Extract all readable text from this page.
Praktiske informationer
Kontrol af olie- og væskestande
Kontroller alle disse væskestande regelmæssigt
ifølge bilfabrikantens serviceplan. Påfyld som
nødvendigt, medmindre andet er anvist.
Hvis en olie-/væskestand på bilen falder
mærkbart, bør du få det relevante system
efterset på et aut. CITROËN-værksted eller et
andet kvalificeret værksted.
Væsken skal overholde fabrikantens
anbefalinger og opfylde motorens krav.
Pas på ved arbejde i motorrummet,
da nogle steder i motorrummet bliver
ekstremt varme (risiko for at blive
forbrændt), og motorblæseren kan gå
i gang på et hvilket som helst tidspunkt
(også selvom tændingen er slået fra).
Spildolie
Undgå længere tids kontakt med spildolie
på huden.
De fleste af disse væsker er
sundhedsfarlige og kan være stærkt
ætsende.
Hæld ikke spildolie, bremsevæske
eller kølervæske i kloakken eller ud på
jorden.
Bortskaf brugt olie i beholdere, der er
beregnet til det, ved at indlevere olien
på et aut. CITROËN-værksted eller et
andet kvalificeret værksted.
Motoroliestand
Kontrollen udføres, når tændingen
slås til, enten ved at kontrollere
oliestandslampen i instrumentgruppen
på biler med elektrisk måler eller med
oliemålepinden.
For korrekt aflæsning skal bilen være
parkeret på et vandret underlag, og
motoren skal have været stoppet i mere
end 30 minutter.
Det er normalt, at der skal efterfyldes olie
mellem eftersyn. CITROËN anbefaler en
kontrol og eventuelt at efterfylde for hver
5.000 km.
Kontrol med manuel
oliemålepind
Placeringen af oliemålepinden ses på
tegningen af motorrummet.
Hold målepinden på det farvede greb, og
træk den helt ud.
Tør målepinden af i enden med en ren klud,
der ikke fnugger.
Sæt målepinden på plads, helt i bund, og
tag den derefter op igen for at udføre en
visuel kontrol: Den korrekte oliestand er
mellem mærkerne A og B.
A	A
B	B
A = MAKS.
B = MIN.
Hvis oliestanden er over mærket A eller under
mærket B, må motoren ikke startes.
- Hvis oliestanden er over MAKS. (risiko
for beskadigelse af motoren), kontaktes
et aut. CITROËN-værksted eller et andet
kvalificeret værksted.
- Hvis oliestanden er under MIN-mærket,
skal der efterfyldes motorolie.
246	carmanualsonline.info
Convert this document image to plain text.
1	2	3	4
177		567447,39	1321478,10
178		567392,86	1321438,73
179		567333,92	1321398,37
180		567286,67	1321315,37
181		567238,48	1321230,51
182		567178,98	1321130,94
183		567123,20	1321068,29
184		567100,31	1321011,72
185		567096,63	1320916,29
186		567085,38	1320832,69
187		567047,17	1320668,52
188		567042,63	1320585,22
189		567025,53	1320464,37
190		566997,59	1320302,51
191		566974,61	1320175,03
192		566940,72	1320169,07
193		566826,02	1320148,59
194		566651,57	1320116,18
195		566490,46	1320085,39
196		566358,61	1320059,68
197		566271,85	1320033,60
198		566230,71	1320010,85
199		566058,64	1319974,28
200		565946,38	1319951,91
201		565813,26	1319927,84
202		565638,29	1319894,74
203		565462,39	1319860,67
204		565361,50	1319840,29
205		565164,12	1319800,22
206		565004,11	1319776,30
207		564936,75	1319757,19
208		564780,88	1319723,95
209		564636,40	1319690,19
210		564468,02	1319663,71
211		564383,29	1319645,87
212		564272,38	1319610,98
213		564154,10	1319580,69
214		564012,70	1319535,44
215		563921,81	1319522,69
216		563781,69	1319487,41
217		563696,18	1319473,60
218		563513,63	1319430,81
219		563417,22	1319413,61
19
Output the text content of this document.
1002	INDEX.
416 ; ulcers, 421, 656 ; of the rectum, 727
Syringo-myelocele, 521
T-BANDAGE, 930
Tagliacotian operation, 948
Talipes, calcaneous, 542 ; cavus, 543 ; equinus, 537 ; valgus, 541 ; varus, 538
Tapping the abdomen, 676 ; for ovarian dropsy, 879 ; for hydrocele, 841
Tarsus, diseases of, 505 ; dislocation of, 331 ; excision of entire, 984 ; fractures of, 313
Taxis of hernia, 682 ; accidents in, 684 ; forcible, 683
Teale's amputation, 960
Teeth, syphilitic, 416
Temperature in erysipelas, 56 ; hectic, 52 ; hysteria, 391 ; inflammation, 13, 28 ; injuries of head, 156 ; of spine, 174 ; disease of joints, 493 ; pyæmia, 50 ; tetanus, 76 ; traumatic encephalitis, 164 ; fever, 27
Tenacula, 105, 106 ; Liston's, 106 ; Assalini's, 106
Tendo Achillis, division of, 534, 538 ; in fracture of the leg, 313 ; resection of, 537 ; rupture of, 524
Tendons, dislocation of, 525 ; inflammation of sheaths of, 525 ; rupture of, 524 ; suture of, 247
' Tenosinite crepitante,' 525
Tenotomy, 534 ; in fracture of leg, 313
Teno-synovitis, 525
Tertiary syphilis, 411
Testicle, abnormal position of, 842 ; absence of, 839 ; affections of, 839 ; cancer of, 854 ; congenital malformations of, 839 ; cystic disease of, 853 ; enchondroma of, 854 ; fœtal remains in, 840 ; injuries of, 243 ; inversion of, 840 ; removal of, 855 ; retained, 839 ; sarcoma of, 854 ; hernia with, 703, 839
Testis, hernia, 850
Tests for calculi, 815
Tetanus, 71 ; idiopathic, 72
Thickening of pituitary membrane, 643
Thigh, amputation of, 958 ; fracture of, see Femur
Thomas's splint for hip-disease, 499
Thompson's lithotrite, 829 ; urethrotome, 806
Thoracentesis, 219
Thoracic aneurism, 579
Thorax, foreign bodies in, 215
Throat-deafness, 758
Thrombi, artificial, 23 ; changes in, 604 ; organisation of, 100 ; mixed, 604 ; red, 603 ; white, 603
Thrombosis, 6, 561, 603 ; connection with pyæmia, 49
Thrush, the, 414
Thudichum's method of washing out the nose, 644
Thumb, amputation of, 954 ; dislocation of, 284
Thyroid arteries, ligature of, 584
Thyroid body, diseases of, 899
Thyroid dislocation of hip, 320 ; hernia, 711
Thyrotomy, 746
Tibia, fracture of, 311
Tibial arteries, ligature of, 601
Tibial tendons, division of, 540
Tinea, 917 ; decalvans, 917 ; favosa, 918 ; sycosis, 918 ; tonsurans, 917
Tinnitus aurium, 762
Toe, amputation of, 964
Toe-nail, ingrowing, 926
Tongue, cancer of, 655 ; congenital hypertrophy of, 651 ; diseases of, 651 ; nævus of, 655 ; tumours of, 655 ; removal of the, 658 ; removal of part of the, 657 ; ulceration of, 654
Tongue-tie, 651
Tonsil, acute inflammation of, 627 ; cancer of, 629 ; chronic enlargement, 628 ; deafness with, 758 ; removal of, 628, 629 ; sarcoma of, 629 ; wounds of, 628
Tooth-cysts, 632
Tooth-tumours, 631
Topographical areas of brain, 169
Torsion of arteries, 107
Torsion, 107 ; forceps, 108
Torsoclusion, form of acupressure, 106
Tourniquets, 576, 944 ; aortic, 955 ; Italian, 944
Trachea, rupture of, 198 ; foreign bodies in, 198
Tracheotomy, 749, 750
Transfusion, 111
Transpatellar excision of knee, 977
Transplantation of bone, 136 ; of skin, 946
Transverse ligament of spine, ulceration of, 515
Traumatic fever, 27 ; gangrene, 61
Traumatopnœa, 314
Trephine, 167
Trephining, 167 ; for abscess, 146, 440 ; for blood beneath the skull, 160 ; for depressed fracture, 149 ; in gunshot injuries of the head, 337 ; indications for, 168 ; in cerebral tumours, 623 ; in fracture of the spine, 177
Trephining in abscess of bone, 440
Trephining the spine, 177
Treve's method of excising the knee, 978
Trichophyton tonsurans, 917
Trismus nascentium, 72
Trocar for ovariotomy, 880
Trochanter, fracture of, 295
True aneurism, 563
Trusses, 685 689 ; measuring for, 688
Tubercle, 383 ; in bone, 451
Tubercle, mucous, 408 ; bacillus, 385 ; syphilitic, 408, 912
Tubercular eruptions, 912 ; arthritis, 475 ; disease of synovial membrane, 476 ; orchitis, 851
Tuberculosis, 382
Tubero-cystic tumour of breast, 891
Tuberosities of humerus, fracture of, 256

_____

• **What you should do**:
Report the number of lines in the listing where the string "Tongue" appears, and nothing besides.

• **Task answer**:
2